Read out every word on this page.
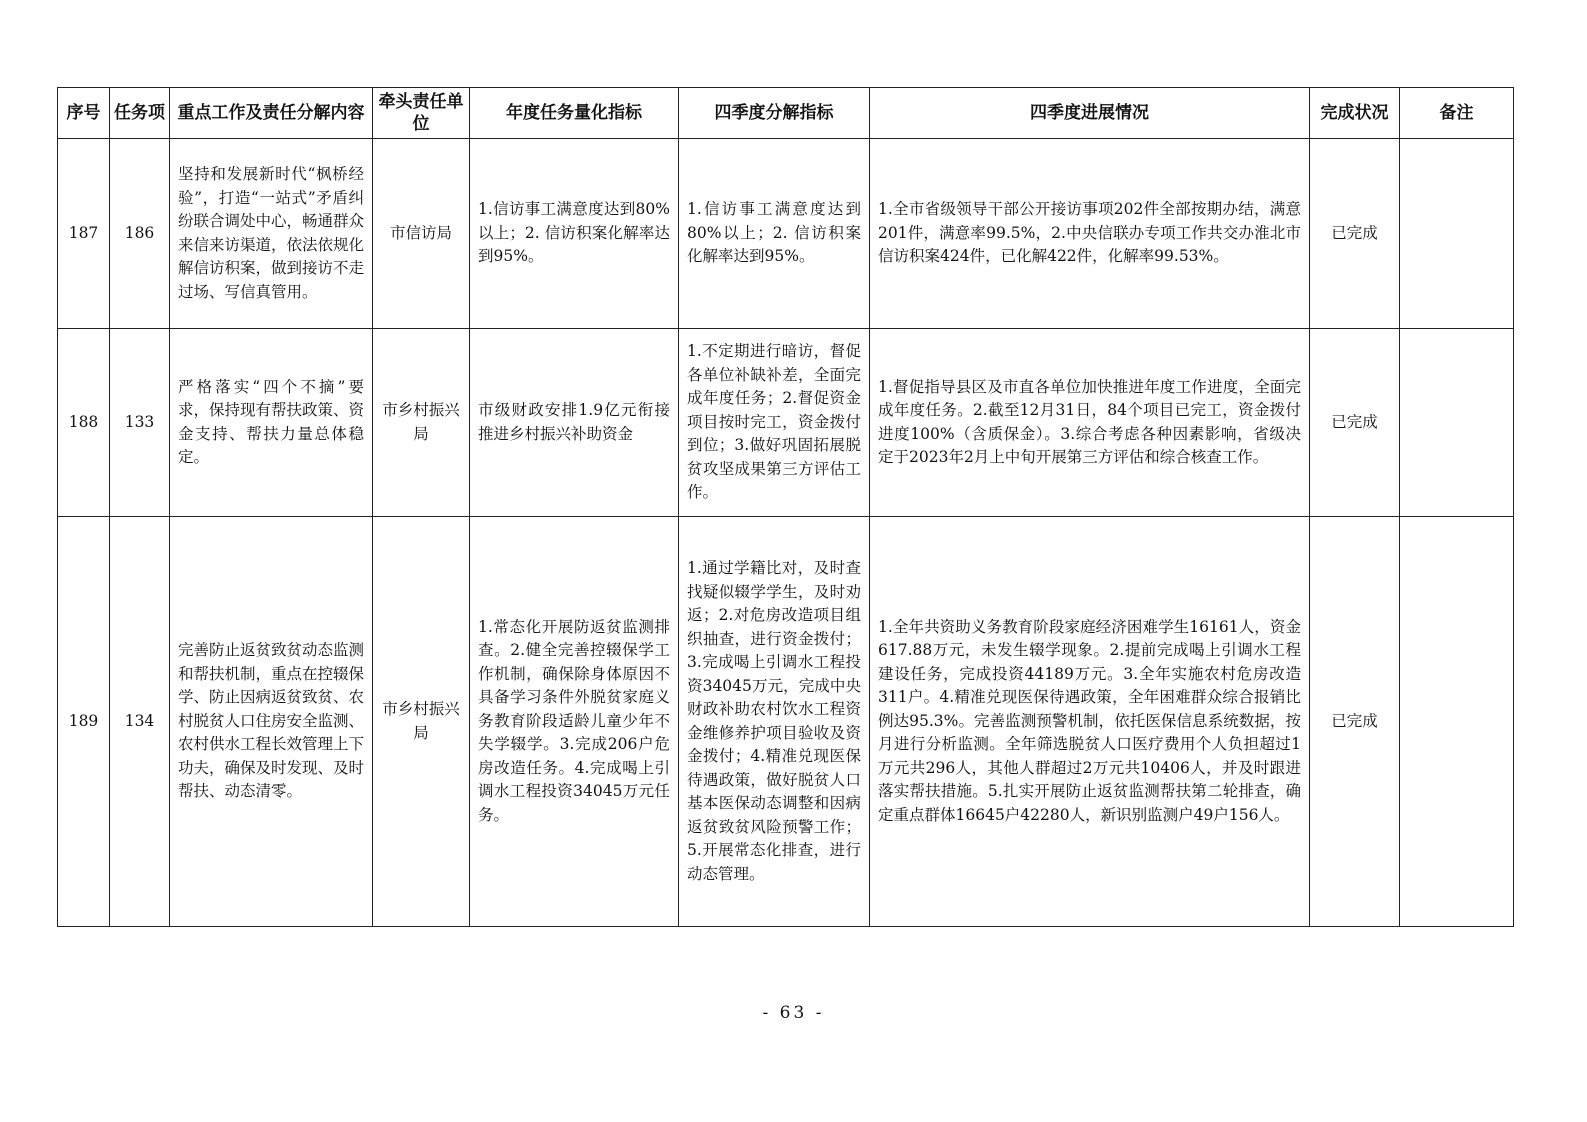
序号	任务项	重点工作及责任分解内容	牵头责任单位	年度任务量化指标	四季度分解指标	四季度进展情况	完成状况	备注
187	186	坚持和发展新时代“枫桥经验”，打造“一站式”矛盾纠纷联合调处中心，畅通群众来信来访渠道，依法依规化解信访积案，做到接访不走过场、写信真管用。	市信访局	1.信访事工满意度达到80%以上；2. 信访积案化解率达到95%。	1.信访事工满意度达到80%以上；2. 信访积案化解率达到95%。	1.全市省级领导干部公开接访事项202件全部按期办结，满意201件，满意率99.5%，2.中央信联办专项工作共交办淮北市信访积案424件，已化解422件，化解率99.53%。	已完成	
188	133	严格落实“四个不摘”要求，保持现有帮扶政策、资金支持、帮扶力量总体稳定。	市乡村振兴局	市级财政安排1.9亿元衔接推进乡村振兴补助资金	1.不定期进行暗访，督促各单位补缺补差，全面完成年度任务；2.督促资金项目按时完工，资金拨付到位；3.做好巩固拓展脱贫攻坚成果第三方评估工作。	1.督促指导县区及市直各单位加快推进年度工作进度，全面完成年度任务。2.截至12月31日，84个项目已完工，资金拨付进度100%（含质保金）。3.综合考虑各种因素影响，省级决定于2023年2月上中旬开展第三方评估和综合核查工作。	已完成	
189	134	完善防止返贫致贫动态监测和帮扶机制，重点在控辍保学、防止因病返贫致贫、农村脱贫人口住房安全监测、农村供水工程长效管理上下功夫，确保及时发现、及时帮扶、动态清零。	市乡村振兴局	1.常态化开展防返贫监测排查。2.健全完善控辍保学工作机制，确保除身体原因不具备学习条件外脱贫家庭义务教育阶段适龄儿童少年不失学辍学。3.完成206户危房改造任务。4.完成喝上引调水工程投资34045万元任务。	1.通过学籍比对，及时查找疑似辍学学生，及时劝返；2.对危房改造项目组织抽查，进行资金拨付；3.完成喝上引调水工程投资34045万元，完成中央财政补助农村饮水工程资金维修养护项目验收及资金拨付；4.精准兑现医保待遇政策，做好脱贫人口基本医保动态调整和因病返贫致贫风险预警工作；5.开展常态化排查，进行动态管理。	1.全年共资助义务教育阶段家庭经济困难学生16161人，资金617.88万元，未发生辍学现象。2.提前完成喝上引调水工程建设任务，完成投资44189万元。3.全年实施农村危房改造311户。4.精准兑现医保待遇政策，全年困难群众综合报销比例达95.3%。完善监测预警机制，依托医保信息系统数据，按月进行分析监测。全年筛选脱贫人口医疗费用个人负担超过1万元共296人，其他人群超过2万元共10406人，并及时跟进落实帮扶措施。5.扎实开展防止返贫监测帮扶第二轮排查，确定重点群体16645户42280人，新识别监测户49户156人。	已完成	
- 63 -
▬▬▬▬▬▬
### EXERCISE DETAILS:
From the entries above, copy every line containing the word "市乡村振兴局".

### ANSWER FOR THE TASK:
188	133	严格落实“四个不摘”要求，保持现有帮扶政策、资金支持、帮扶力量总体稳定。	市乡村振兴局	市级财政安排1.9亿元衔接推进乡村振兴补助资金	1.不定期进行暗访，督促各单位补缺补差，全面完成年度任务；2.督促资金项目按时完工，资金拨付到位；3.做好巩固拓展脱贫攻坚成果第三方评估工作。	1.督促指导县区及市直各单位加快推进年度工作进度，全面完成年度任务。2.截至12月31日，84个项目已完工，资金拨付进度100%（含质保金）。3.综合考虑各种因素影响，省级决定于2023年2月上中旬开展第三方评估和综合核查工作。	已完成	
189	134	完善防止返贫致贫动态监测和帮扶机制，重点在控辍保学、防止因病返贫致贫、农村脱贫人口住房安全监测、农村供水工程长效管理上下功夫，确保及时发现、及时帮扶、动态清零。	市乡村振兴局	1.常态化开展防返贫监测排查。2.健全完善控辍保学工作机制，确保除身体原因不具备学习条件外脱贫家庭义务教育阶段适龄儿童少年不失学辍学。3.完成206户危房改造任务。4.完成喝上引调水工程投资34045万元任务。	1.通过学籍比对，及时查找疑似辍学学生，及时劝返；2.对危房改造项目组织抽查，进行资金拨付；3.完成喝上引调水工程投资34045万元，完成中央财政补助农村饮水工程资金维修养护项目验收及资金拨付；4.精准兑现医保待遇政策，做好脱贫人口基本医保动态调整和因病返贫致贫风险预警工作；5.开展常态化排查，进行动态管理。	1.全年共资助义务教育阶段家庭经济困难学生16161人，资金617.88万元，未发生辍学现象。2.提前完成喝上引调水工程建设任务，完成投资44189万元。3.全年实施农村危房改造311户。4.精准兑现医保待遇政策，全年困难群众综合报销比例达95.3%。完善监测预警机制，依托医保信息系统数据，按月进行分析监测。全年筛选脱贫人口医疗费用个人负担超过1万元共296人，其他人群超过2万元共10406人，并及时跟进落实帮扶措施。5.扎实开展防止返贫监测帮扶第二轮排查，确定重点群体16645户42280人，新识别监测户49户156人。	已完成	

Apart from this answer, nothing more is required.